Work instructions = Go through the listing and set it down exactly, leaving out its pictures.

Rows =
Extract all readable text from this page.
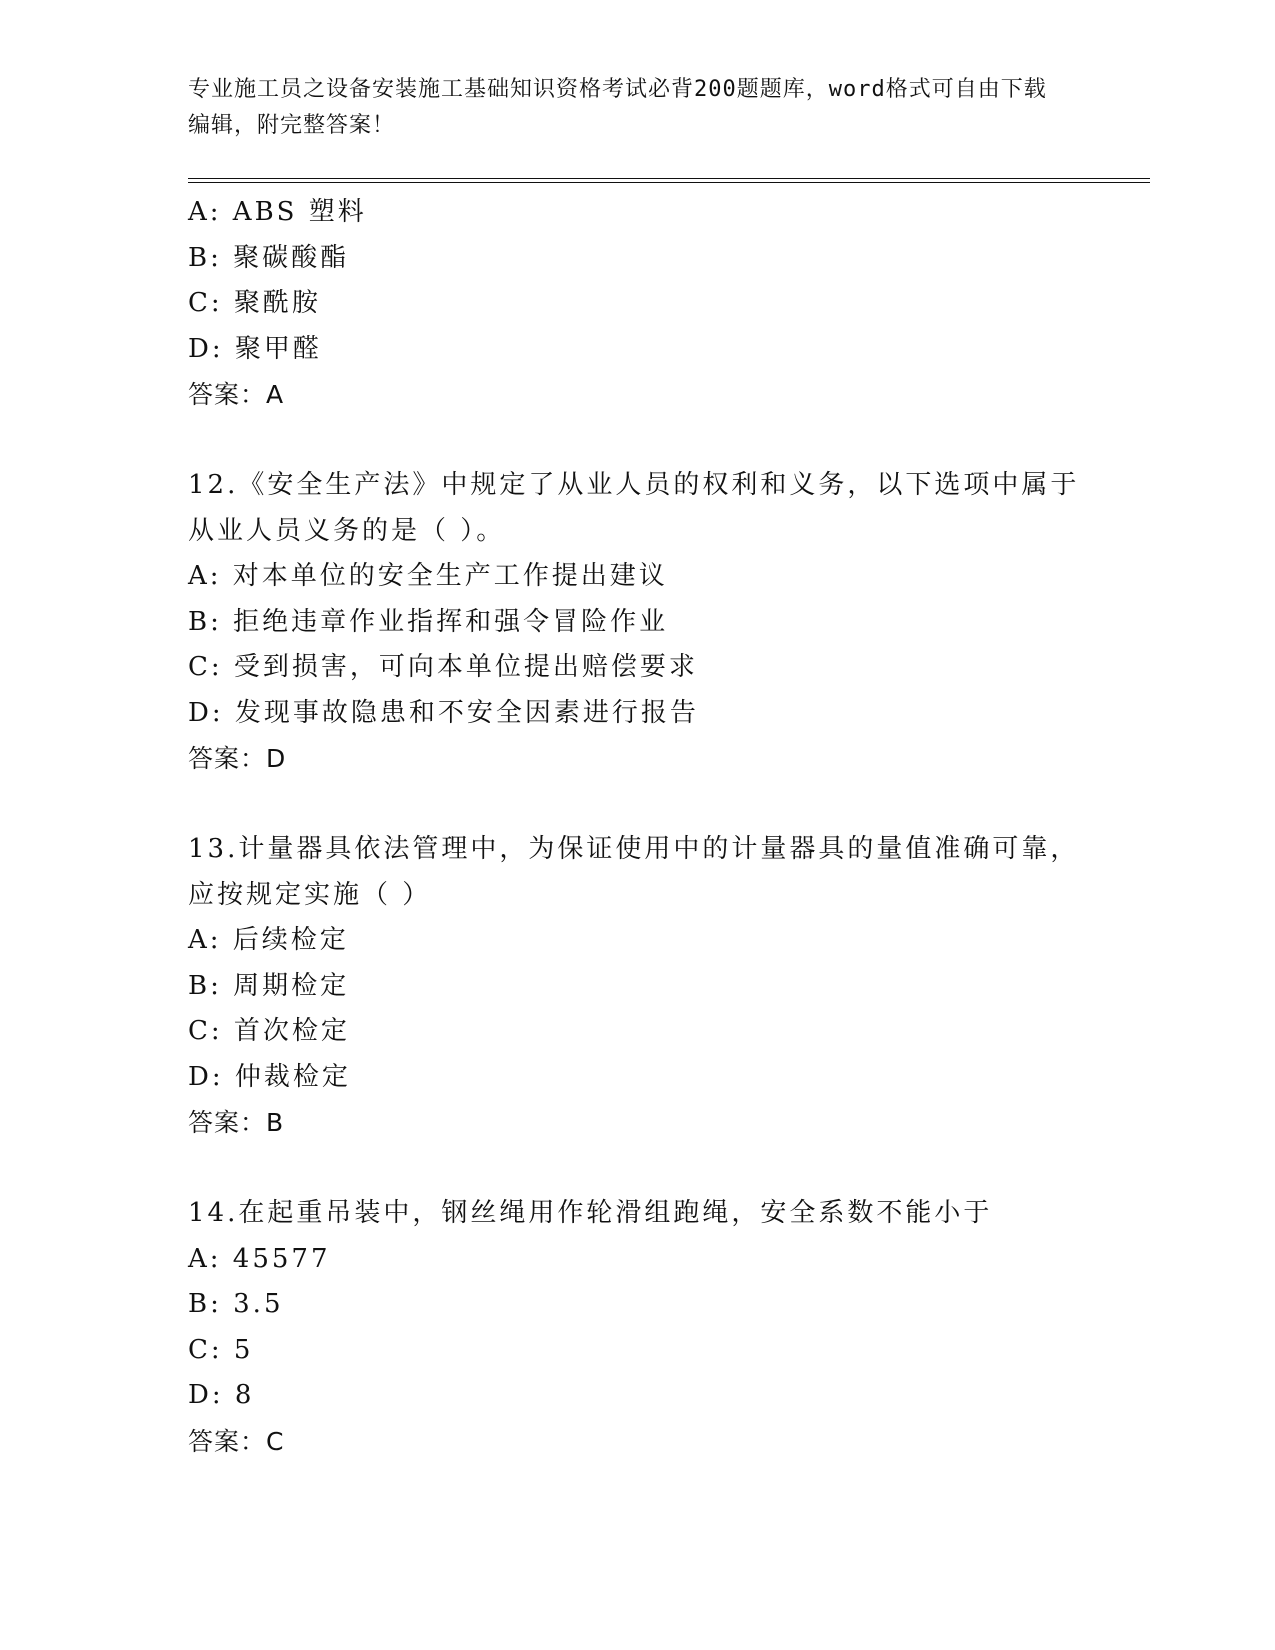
专业施工员之设备安装施工基础知识资格考试必背200题题库，word格式可自由下载编辑，附完整答案！
A: ABS 塑料
B: 聚碳酸酯
C: 聚酰胺
D: 聚甲醛
答案：A
12.《安全生产法》中规定了从业人员的权利和义务，以下选项中属于
从业人员义务的是（ ）。
A: 对本单位的安全生产工作提出建议
B: 拒绝违章作业指挥和强令冒险作业
C: 受到损害，可向本单位提出赔偿要求
D: 发现事故隐患和不安全因素进行报告
答案：D
13.计量器具依法管理中，为保证使用中的计量器具的量值准确可靠，
应按规定实施（ ）
A: 后续检定
B: 周期检定
C: 首次检定
D: 仲裁检定
答案：B
14.在起重吊装中，钢丝绳用作轮滑组跑绳，安全系数不能小于
A: 45577
B: 3.5
C: 5
D: 8
答案：C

Solution to this exercise =
Extract all readable text from this page.
专业施工员之设备安装施工基础知识资格考试必背200题题库，word格式可自由下载编辑，附完整答案！
A: ABS 塑料
B: 聚碳酸酯
C: 聚酰胺
D: 聚甲醛
答案：A
12.《安全生产法》中规定了从业人员的权利和义务，以下选项中属于
从业人员义务的是（ ）。
A: 对本单位的安全生产工作提出建议
B: 拒绝违章作业指挥和强令冒险作业
C: 受到损害，可向本单位提出赔偿要求
D: 发现事故隐患和不安全因素进行报告
答案：D
13.计量器具依法管理中，为保证使用中的计量器具的量值准确可靠，
应按规定实施（ ）
A: 后续检定
B: 周期检定
C: 首次检定
D: 仲裁检定
答案：B
14.在起重吊装中，钢丝绳用作轮滑组跑绳，安全系数不能小于
A: 45577
B: 3.5
C: 5
D: 8
答案：C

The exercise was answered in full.